WHAT YOU HAVE TO DO
Write the material out again exactly.

DATA SUPPLIED
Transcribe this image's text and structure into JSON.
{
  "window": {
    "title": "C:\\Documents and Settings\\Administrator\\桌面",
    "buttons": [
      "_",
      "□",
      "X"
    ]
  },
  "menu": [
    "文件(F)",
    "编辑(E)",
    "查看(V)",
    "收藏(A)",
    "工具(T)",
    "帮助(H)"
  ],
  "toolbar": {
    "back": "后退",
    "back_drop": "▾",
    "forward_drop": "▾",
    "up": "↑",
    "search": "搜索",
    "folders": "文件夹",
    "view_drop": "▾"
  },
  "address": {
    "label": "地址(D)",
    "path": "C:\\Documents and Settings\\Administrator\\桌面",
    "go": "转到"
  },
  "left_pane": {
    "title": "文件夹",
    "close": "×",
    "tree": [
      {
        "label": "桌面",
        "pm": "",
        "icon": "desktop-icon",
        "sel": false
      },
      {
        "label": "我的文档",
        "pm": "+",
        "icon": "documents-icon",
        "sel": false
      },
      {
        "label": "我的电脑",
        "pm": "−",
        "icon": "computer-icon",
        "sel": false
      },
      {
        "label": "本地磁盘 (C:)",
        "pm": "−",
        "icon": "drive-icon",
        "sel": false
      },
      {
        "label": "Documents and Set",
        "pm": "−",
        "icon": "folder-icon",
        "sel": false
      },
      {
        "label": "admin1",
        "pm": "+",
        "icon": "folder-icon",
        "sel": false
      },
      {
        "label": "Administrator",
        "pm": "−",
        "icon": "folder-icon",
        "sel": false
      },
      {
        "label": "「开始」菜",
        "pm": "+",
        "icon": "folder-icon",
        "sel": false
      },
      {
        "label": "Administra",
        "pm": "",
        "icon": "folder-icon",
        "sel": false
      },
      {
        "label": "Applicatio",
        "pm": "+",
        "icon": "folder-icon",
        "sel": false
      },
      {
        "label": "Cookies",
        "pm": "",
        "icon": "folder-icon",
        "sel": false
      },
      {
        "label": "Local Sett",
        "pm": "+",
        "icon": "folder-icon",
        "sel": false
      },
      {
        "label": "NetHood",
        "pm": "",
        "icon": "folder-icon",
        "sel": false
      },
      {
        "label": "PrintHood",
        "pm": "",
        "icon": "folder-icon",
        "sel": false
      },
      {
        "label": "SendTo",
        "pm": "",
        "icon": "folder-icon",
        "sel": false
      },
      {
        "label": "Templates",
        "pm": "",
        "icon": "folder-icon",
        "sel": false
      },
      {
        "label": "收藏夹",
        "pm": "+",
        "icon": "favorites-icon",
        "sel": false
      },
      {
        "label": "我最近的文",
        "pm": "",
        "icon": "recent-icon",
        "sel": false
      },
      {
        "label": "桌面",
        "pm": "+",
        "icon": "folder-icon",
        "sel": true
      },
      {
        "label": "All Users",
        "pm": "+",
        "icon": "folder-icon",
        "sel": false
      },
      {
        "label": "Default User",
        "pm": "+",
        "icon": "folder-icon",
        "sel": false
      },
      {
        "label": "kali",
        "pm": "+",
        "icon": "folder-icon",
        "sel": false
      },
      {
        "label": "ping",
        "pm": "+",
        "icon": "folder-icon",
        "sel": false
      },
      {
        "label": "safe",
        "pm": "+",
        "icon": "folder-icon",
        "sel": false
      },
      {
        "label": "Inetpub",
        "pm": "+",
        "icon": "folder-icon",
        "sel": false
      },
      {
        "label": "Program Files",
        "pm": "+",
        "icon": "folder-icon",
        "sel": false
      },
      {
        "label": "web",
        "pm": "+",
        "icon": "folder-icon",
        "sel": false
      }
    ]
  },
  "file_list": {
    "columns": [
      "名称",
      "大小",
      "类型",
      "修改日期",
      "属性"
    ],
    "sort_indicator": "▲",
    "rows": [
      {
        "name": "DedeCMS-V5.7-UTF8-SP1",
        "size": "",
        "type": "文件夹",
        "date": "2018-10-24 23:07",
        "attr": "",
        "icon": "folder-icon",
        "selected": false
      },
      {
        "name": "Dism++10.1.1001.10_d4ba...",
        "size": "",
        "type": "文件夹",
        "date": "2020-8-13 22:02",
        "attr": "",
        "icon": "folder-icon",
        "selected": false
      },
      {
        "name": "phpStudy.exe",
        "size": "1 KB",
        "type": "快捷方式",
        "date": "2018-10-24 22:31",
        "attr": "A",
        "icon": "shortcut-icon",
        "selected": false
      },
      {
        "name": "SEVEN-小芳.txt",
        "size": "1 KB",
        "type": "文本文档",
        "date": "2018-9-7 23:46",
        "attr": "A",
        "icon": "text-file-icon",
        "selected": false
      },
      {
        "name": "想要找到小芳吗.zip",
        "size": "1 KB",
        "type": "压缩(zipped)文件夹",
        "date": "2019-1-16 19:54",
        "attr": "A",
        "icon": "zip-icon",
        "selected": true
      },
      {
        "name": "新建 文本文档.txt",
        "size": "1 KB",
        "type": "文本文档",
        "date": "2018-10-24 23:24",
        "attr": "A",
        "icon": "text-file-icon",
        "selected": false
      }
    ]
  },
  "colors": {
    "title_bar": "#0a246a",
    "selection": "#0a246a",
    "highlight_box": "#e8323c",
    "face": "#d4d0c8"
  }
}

EXERCISE SOLUTION
Transcribe this image's text and structure into JSON.
{
  "window": {
    "title": "C:\\Documents and Settings\\Administrator\\桌面",
    "buttons": [
      "_",
      "□",
      "X"
    ]
  },
  "menu": [
    "文件(F)",
    "编辑(E)",
    "查看(V)",
    "收藏(A)",
    "工具(T)",
    "帮助(H)"
  ],
  "toolbar": {
    "back": "后退",
    "back_drop": "▾",
    "forward_drop": "▾",
    "up": "↑",
    "search": "搜索",
    "folders": "文件夹",
    "view_drop": "▾"
  },
  "address": {
    "label": "地址(D)",
    "path": "C:\\Documents and Settings\\Administrator\\桌面",
    "go": "转到"
  },
  "left_pane": {
    "title": "文件夹",
    "close": "×",
    "tree": [
      {
        "label": "桌面",
        "pm": "",
        "icon": "desktop-icon",
        "sel": false
      },
      {
        "label": "我的文档",
        "pm": "+",
        "icon": "documents-icon",
        "sel": false
      },
      {
        "label": "我的电脑",
        "pm": "−",
        "icon": "computer-icon",
        "sel": false
      },
      {
        "label": "本地磁盘 (C:)",
        "pm": "−",
        "icon": "drive-icon",
        "sel": false
      },
      {
        "label": "Documents and Set",
        "pm": "−",
        "icon": "folder-icon",
        "sel": false
      },
      {
        "label": "admin1",
        "pm": "+",
        "icon": "folder-icon",
        "sel": false
      },
      {
        "label": "Administrator",
        "pm": "−",
        "icon": "folder-icon",
        "sel": false
      },
      {
        "label": "「开始」菜",
        "pm": "+",
        "icon": "folder-icon",
        "sel": false
      },
      {
        "label": "Administra",
        "pm": "",
        "icon": "folder-icon",
        "sel": false
      },
      {
        "label": "Applicatio",
        "pm": "+",
        "icon": "folder-icon",
        "sel": false
      },
      {
        "label": "Cookies",
        "pm": "",
        "icon": "folder-icon",
        "sel": false
      },
      {
        "label": "Local Sett",
        "pm": "+",
        "icon": "folder-icon",
        "sel": false
      },
      {
        "label": "NetHood",
        "pm": "",
        "icon": "folder-icon",
        "sel": false
      },
      {
        "label": "PrintHood",
        "pm": "",
        "icon": "folder-icon",
        "sel": false
      },
      {
        "label": "SendTo",
        "pm": "",
        "icon": "folder-icon",
        "sel": false
      },
      {
        "label": "Templates",
        "pm": "",
        "icon": "folder-icon",
        "sel": false
      },
      {
        "label": "收藏夹",
        "pm": "+",
        "icon": "favorites-icon",
        "sel": false
      },
      {
        "label": "我最近的文",
        "pm": "",
        "icon": "recent-icon",
        "sel": false
      },
      {
        "label": "桌面",
        "pm": "+",
        "icon": "folder-icon",
        "sel": true
      },
      {
        "label": "All Users",
        "pm": "+",
        "icon": "folder-icon",
        "sel": false
      },
      {
        "label": "Default User",
        "pm": "+",
        "icon": "folder-icon",
        "sel": false
      },
      {
        "label": "kali",
        "pm": "+",
        "icon": "folder-icon",
        "sel": false
      },
      {
        "label": "ping",
        "pm": "+",
        "icon": "folder-icon",
        "sel": false
      },
      {
        "label": "safe",
        "pm": "+",
        "icon": "folder-icon",
        "sel": false
      },
      {
        "label": "Inetpub",
        "pm": "+",
        "icon": "folder-icon",
        "sel": false
      },
      {
        "label": "Program Files",
        "pm": "+",
        "icon": "folder-icon",
        "sel": false
      },
      {
        "label": "web",
        "pm": "+",
        "icon": "folder-icon",
        "sel": false
      }
    ]
  },
  "file_list": {
    "columns": [
      "名称",
      "大小",
      "类型",
      "修改日期",
      "属性"
    ],
    "sort_indicator": "▲",
    "rows": [
      {
        "name": "DedeCMS-V5.7-UTF8-SP1",
        "size": "",
        "type": "文件夹",
        "date": "2018-10-24 23:07",
        "attr": "",
        "icon": "folder-icon",
        "selected": false
      },
      {
        "name": "Dism++10.1.1001.10_d4ba...",
        "size": "",
        "type": "文件夹",
        "date": "2020-8-13 22:02",
        "attr": "",
        "icon": "folder-icon",
        "selected": false
      },
      {
        "name": "phpStudy.exe",
        "size": "1 KB",
        "type": "快捷方式",
        "date": "2018-10-24 22:31",
        "attr": "A",
        "icon": "shortcut-icon",
        "selected": false
      },
      {
        "name": "SEVEN-小芳.txt",
        "size": "1 KB",
        "type": "文本文档",
        "date": "2018-9-7 23:46",
        "attr": "A",
        "icon": "text-file-icon",
        "selected": false
      },
      {
        "name": "想要找到小芳吗.zip",
        "size": "1 KB",
        "type": "压缩(zipped)文件夹",
        "date": "2019-1-16 19:54",
        "attr": "A",
        "icon": "zip-icon",
        "selected": true
      },
      {
        "name": "新建 文本文档.txt",
        "size": "1 KB",
        "type": "文本文档",
        "date": "2018-10-24 23:24",
        "attr": "A",
        "icon": "text-file-icon",
        "selected": false
      }
    ]
  },
  "colors": {
    "title_bar": "#0a246a",
    "selection": "#0a246a",
    "highlight_box": "#e8323c",
    "face": "#d4d0c8"
  }
}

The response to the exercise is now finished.